> [WHAT THE EXERCISE ASKS]
Reproduce every item below word for word, keeping each line as it stands.

> [PROVIDED INFORMATION]
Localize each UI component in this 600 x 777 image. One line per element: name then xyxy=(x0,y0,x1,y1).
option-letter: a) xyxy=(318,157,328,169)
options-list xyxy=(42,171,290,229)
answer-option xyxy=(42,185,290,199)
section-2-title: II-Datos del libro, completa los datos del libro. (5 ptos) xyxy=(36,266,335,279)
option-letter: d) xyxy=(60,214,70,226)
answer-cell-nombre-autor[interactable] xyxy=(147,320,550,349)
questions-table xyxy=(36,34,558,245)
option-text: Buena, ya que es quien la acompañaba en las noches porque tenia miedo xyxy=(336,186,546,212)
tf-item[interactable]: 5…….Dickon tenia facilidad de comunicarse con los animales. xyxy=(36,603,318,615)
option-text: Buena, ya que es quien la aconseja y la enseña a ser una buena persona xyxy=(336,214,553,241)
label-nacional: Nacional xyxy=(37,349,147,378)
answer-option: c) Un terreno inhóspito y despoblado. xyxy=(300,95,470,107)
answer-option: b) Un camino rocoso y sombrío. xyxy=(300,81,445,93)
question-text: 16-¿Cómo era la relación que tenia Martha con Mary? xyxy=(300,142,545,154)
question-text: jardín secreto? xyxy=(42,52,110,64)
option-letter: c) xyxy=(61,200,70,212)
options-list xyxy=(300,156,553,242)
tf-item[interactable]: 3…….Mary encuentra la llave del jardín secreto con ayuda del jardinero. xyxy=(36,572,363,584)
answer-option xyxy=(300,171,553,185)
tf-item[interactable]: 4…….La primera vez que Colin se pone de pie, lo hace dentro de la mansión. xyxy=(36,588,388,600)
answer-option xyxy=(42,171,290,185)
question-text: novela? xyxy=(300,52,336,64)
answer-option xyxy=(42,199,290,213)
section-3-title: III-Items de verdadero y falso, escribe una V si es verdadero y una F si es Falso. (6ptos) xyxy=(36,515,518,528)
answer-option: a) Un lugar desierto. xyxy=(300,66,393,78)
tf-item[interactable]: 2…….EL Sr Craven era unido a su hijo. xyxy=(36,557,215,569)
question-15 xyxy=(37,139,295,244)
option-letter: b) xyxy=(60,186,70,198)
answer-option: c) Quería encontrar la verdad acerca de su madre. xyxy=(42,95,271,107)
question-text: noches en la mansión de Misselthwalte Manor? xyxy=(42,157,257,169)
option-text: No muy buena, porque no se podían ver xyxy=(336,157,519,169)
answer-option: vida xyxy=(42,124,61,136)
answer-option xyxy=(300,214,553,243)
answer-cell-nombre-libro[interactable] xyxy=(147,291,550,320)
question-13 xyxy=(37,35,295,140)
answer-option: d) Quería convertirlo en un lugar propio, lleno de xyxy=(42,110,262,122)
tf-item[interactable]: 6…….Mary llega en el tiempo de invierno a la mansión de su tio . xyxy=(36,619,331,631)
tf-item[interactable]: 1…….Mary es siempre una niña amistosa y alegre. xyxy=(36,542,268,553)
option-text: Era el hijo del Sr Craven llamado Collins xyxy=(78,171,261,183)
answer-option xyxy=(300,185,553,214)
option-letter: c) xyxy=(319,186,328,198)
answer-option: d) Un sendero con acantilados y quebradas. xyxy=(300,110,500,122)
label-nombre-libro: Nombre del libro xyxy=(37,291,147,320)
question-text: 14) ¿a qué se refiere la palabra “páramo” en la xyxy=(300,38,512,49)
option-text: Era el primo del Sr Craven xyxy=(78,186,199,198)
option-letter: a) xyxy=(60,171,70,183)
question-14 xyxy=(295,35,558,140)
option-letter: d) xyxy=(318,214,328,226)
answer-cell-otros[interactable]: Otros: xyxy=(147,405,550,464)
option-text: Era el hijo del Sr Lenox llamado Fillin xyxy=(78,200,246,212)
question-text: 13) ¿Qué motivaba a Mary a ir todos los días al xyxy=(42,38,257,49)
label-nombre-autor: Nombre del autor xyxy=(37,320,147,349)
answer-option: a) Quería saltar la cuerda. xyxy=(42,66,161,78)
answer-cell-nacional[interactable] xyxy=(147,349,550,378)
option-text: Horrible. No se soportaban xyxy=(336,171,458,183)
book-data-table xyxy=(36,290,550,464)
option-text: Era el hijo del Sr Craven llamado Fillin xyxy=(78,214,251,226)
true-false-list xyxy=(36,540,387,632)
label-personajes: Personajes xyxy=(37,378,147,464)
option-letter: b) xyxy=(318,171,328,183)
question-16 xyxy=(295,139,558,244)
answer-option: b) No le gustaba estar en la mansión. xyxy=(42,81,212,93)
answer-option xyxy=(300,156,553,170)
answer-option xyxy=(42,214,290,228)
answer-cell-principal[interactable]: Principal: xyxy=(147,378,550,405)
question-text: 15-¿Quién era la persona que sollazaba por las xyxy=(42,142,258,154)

> [THE ANSWER]
Localize each UI component in this 600 x 777 image. One line per element: name then xyxy=(x0,y0,x1,y1).
option-letter: a) xyxy=(318,157,328,169)
options-list xyxy=(42,171,290,229)
answer-option xyxy=(42,185,290,199)
section-2-title: II-Datos del libro, completa los datos del libro. (5 ptos) xyxy=(36,266,335,279)
option-letter: d) xyxy=(60,214,70,226)
answer-cell-nombre-autor[interactable] xyxy=(147,320,550,349)
questions-table xyxy=(36,34,558,245)
option-text: Buena, ya que es quien la acompañaba en las noches porque tenia miedo xyxy=(336,186,546,212)
tf-item[interactable]: 5…….Dickon tenia facilidad de comunicarse con los animales. xyxy=(36,603,318,615)
option-text: Buena, ya que es quien la aconseja y la enseña a ser una buena persona xyxy=(336,214,553,241)
label-nacional: Nacional xyxy=(37,349,147,378)
answer-option: c) Un terreno inhóspito y despoblado. xyxy=(300,95,470,107)
answer-option: b) Un camino rocoso y sombrío. xyxy=(300,81,445,93)
question-text: 16-¿Cómo era la relación que tenia Martha con Mary? xyxy=(300,142,545,154)
question-text: jardín secreto? xyxy=(42,52,110,64)
option-letter: c) xyxy=(61,200,70,212)
options-list xyxy=(300,156,553,242)
tf-item[interactable]: 3…….Mary encuentra la llave del jardín secreto con ayuda del jardinero. xyxy=(36,572,363,584)
answer-option xyxy=(300,171,553,185)
tf-item[interactable]: 4…….La primera vez que Colin se pone de pie, lo hace dentro de la mansión. xyxy=(36,588,388,600)
answer-option xyxy=(42,171,290,185)
question-text: novela? xyxy=(300,52,336,64)
answer-option xyxy=(42,199,290,213)
section-3-title: III-Items de verdadero y falso, escribe una V si es verdadero y una F si es Falso. (6ptos) xyxy=(36,515,518,528)
answer-option: a) Un lugar desierto. xyxy=(300,66,393,78)
tf-item[interactable]: 2…….EL Sr Craven era unido a su hijo. xyxy=(36,557,215,569)
question-15 xyxy=(37,139,295,244)
option-letter: b) xyxy=(60,186,70,198)
answer-option: c) Quería encontrar la verdad acerca de su madre. xyxy=(42,95,271,107)
question-text: noches en la mansión de Misselthwalte Manor? xyxy=(42,157,257,169)
option-text: No muy buena, porque no se podían ver xyxy=(336,157,519,169)
answer-option: vida xyxy=(42,124,61,136)
answer-option xyxy=(300,214,553,243)
answer-cell-nombre-libro[interactable] xyxy=(147,291,550,320)
question-13 xyxy=(37,35,295,140)
answer-option: d) Quería convertirlo en un lugar propio, lleno de xyxy=(42,110,262,122)
tf-item[interactable]: 6…….Mary llega en el tiempo de invierno a la mansión de su tio . xyxy=(36,619,331,631)
tf-item[interactable]: 1…….Mary es siempre una niña amistosa y alegre. xyxy=(36,542,268,553)
option-text: Era el hijo del Sr Craven llamado Collins xyxy=(78,171,261,183)
answer-option xyxy=(300,185,553,214)
option-letter: c) xyxy=(319,186,328,198)
answer-option: d) Un sendero con acantilados y quebradas. xyxy=(300,110,500,122)
label-nombre-libro: Nombre del libro xyxy=(37,291,147,320)
question-text: 14) ¿a qué se refiere la palabra “páramo” en la xyxy=(300,38,512,49)
option-text: Era el primo del Sr Craven xyxy=(78,186,199,198)
option-letter: a) xyxy=(60,171,70,183)
question-14 xyxy=(295,35,558,140)
option-letter: d) xyxy=(318,214,328,226)
answer-cell-otros[interactable]: Otros: xyxy=(147,405,550,464)
option-text: Era el hijo del Sr Lenox llamado Fillin xyxy=(78,200,246,212)
question-text: 13) ¿Qué motivaba a Mary a ir todos los días al xyxy=(42,38,257,49)
label-nombre-autor: Nombre del autor xyxy=(37,320,147,349)
answer-option: a) Quería saltar la cuerda. xyxy=(42,66,161,78)
answer-cell-nacional[interactable] xyxy=(147,349,550,378)
option-text: Horrible. No se soportaban xyxy=(336,171,458,183)
book-data-table xyxy=(36,290,550,464)
option-text: Era el hijo del Sr Craven llamado Fillin xyxy=(78,214,251,226)
true-false-list xyxy=(36,540,387,632)
label-personajes: Personajes xyxy=(37,378,147,464)
option-letter: b) xyxy=(318,171,328,183)
question-16 xyxy=(295,139,558,244)
answer-option: b) No le gustaba estar en la mansión. xyxy=(42,81,212,93)
answer-option xyxy=(300,156,553,170)
answer-option xyxy=(42,214,290,228)
answer-cell-principal[interactable]: Principal: xyxy=(147,378,550,405)
question-text: 15-¿Quién era la persona que sollazaba por las xyxy=(42,142,258,154)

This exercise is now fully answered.